-- What is required --
The records below should be written out again, exactly.

** Start Dataset excerpts **

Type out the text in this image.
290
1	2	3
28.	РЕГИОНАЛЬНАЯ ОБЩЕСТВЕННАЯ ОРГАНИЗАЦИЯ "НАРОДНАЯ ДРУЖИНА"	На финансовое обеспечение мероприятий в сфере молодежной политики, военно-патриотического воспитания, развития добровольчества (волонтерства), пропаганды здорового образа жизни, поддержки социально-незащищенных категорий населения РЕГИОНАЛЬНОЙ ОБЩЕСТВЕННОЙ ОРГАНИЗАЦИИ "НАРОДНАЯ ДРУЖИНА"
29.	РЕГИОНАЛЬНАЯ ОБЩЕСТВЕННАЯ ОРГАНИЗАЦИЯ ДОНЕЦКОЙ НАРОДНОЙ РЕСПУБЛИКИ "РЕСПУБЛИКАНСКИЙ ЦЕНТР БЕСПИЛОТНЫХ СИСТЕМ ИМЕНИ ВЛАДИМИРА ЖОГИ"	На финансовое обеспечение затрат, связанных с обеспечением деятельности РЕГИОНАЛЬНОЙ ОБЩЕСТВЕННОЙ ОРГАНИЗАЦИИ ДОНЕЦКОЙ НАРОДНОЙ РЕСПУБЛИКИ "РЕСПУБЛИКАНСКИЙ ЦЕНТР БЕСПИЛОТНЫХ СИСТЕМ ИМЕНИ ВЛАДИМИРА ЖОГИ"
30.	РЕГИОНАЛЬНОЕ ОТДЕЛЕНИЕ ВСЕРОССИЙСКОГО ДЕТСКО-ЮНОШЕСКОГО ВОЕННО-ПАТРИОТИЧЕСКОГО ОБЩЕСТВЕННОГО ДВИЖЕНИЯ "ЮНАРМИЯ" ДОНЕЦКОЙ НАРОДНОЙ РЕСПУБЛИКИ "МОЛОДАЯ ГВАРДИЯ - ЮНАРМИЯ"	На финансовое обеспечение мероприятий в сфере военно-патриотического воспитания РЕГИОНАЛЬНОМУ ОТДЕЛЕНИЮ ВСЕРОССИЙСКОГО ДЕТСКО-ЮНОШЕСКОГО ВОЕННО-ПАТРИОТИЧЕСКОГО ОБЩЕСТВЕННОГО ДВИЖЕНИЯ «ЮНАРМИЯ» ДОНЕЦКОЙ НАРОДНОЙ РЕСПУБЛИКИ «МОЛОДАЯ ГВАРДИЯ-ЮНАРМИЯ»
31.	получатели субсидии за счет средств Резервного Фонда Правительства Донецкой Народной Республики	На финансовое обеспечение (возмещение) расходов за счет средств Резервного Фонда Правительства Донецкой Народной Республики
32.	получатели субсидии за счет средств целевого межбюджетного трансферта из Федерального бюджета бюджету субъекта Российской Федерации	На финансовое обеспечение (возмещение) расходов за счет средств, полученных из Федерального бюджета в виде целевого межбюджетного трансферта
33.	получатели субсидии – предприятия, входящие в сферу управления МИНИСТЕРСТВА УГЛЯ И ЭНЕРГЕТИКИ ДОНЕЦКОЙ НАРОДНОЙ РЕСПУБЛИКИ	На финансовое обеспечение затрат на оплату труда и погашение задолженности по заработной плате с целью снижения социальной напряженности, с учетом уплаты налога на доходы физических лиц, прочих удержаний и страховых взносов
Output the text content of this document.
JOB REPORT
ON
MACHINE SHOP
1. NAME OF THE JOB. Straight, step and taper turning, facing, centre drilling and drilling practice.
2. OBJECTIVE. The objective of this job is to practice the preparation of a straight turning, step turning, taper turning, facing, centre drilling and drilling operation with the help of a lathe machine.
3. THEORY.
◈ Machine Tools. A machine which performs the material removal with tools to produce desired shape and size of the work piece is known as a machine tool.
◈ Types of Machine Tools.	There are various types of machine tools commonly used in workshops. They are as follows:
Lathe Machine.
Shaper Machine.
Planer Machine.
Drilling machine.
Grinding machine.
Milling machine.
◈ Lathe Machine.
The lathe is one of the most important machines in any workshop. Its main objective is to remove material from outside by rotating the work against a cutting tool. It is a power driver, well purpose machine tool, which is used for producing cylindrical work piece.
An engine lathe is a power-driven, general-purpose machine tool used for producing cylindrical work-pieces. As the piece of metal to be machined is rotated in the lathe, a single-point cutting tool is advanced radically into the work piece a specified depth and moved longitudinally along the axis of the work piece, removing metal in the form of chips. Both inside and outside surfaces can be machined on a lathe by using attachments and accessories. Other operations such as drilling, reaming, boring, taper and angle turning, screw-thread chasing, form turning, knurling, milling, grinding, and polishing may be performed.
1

** End Dataset excerpts **

-- Correct answer --
Type out the text in this image.
290
1	2	3
28.	РЕГИОНАЛЬНАЯ ОБЩЕСТВЕННАЯ ОРГАНИЗАЦИЯ "НАРОДНАЯ ДРУЖИНА"	На финансовое обеспечение мероприятий в сфере молодежной политики, военно-патриотического воспитания, развития добровольчества (волонтерства), пропаганды здорового образа жизни, поддержки социально-незащищенных категорий населения РЕГИОНАЛЬНОЙ ОБЩЕСТВЕННОЙ ОРГАНИЗАЦИИ "НАРОДНАЯ ДРУЖИНА"
29.	РЕГИОНАЛЬНАЯ ОБЩЕСТВЕННАЯ ОРГАНИЗАЦИЯ ДОНЕЦКОЙ НАРОДНОЙ РЕСПУБЛИКИ "РЕСПУБЛИКАНСКИЙ ЦЕНТР БЕСПИЛОТНЫХ СИСТЕМ ИМЕНИ ВЛАДИМИРА ЖОГИ"	На финансовое обеспечение затрат, связанных с обеспечением деятельности РЕГИОНАЛЬНОЙ ОБЩЕСТВЕННОЙ ОРГАНИЗАЦИИ ДОНЕЦКОЙ НАРОДНОЙ РЕСПУБЛИКИ "РЕСПУБЛИКАНСКИЙ ЦЕНТР БЕСПИЛОТНЫХ СИСТЕМ ИМЕНИ ВЛАДИМИРА ЖОГИ"
30.	РЕГИОНАЛЬНОЕ ОТДЕЛЕНИЕ ВСЕРОССИЙСКОГО ДЕТСКО-ЮНОШЕСКОГО ВОЕННО-ПАТРИОТИЧЕСКОГО ОБЩЕСТВЕННОГО ДВИЖЕНИЯ "ЮНАРМИЯ" ДОНЕЦКОЙ НАРОДНОЙ РЕСПУБЛИКИ "МОЛОДАЯ ГВАРДИЯ - ЮНАРМИЯ"	На финансовое обеспечение мероприятий в сфере военно-патриотического воспитания РЕГИОНАЛЬНОМУ ОТДЕЛЕНИЮ ВСЕРОССИЙСКОГО ДЕТСКО-ЮНОШЕСКОГО ВОЕННО-ПАТРИОТИЧЕСКОГО ОБЩЕСТВЕННОГО ДВИЖЕНИЯ «ЮНАРМИЯ» ДОНЕЦКОЙ НАРОДНОЙ РЕСПУБЛИКИ «МОЛОДАЯ ГВАРДИЯ-ЮНАРМИЯ»
31.	получатели субсидии за счет средств Резервного Фонда Правительства Донецкой Народной Республики	На финансовое обеспечение (возмещение) расходов за счет средств Резервного Фонда Правительства Донецкой Народной Республики
32.	получатели субсидии за счет средств целевого межбюджетного трансферта из Федерального бюджета бюджету субъекта Российской Федерации	На финансовое обеспечение (возмещение) расходов за счет средств, полученных из Федерального бюджета в виде целевого межбюджетного трансферта
33.	получатели субсидии – предприятия, входящие в сферу управления МИНИСТЕРСТВА УГЛЯ И ЭНЕРГЕТИКИ ДОНЕЦКОЙ НАРОДНОЙ РЕСПУБЛИКИ	На финансовое обеспечение затрат на оплату труда и погашение задолженности по заработной плате с целью снижения социальной напряженности, с учетом уплаты налога на доходы физических лиц, прочих удержаний и страховых взносов
Output the text content of this document.
JOB REPORT
ON
MACHINE SHOP
1. NAME OF THE JOB. Straight, step and taper turning, facing, centre drilling and drilling practice.
2. OBJECTIVE. The objective of this job is to practice the preparation of a straight turning, step turning, taper turning, facing, centre drilling and drilling operation with the help of a lathe machine.
3. THEORY.
◈ Machine Tools. A machine which performs the material removal with tools to produce desired shape and size of the work piece is known as a machine tool.
◈ Types of Machine Tools.	There are various types of machine tools commonly used in workshops. They are as follows:
Lathe Machine.
Shaper Machine.
Planer Machine.
Drilling machine.
Grinding machine.
Milling machine.
◈ Lathe Machine.
The lathe is one of the most important machines in any workshop. Its main objective is to remove material from outside by rotating the work against a cutting tool. It is a power driver, well purpose machine tool, which is used for producing cylindrical work piece.
An engine lathe is a power-driven, general-purpose machine tool used for producing cylindrical work-pieces. As the piece of metal to be machined is rotated in the lathe, a single-point cutting tool is advanced radically into the work piece a specified depth and moved longitudinally along the axis of the work piece, removing metal in the form of chips. Both inside and outside surfaces can be machined on a lathe by using attachments and accessories. Other operations such as drilling, reaming, boring, taper and angle turning, screw-thread chasing, form turning, knurling, milling, grinding, and polishing may be performed.
1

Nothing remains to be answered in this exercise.